■ **Stored entries**
»»

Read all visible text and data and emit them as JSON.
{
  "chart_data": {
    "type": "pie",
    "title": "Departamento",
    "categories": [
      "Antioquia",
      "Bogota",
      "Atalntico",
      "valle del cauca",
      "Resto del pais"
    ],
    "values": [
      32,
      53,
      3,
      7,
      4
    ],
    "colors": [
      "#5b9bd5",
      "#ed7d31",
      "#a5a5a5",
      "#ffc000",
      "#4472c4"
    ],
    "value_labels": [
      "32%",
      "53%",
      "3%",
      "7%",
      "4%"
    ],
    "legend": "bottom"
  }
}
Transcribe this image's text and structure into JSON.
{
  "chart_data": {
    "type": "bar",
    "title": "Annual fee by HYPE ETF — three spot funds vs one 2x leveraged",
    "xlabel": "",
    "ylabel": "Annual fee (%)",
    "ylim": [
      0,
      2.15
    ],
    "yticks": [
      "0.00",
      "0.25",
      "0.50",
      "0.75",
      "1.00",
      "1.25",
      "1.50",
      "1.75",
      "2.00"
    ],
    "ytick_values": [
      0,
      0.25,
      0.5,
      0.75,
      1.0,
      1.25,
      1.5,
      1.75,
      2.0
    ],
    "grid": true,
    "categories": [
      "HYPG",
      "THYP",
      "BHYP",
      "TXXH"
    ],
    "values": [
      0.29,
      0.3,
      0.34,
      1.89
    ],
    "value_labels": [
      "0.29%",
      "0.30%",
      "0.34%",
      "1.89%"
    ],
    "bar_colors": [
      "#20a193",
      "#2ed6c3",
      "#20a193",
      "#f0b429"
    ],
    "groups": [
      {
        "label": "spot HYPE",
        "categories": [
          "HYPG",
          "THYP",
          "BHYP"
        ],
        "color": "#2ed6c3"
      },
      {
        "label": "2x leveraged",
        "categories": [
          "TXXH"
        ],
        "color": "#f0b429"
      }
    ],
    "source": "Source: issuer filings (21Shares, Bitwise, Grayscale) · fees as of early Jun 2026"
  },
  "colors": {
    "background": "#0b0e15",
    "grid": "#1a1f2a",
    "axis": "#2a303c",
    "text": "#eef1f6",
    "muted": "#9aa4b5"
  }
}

««

■ **EXERCISE DIRECTIONS**
Pull out every line in the data above that has the word "JSON".

■ **RESULT**
Read all visible text and data and emit them as JSON.
Transcribe this image's text and structure into JSON.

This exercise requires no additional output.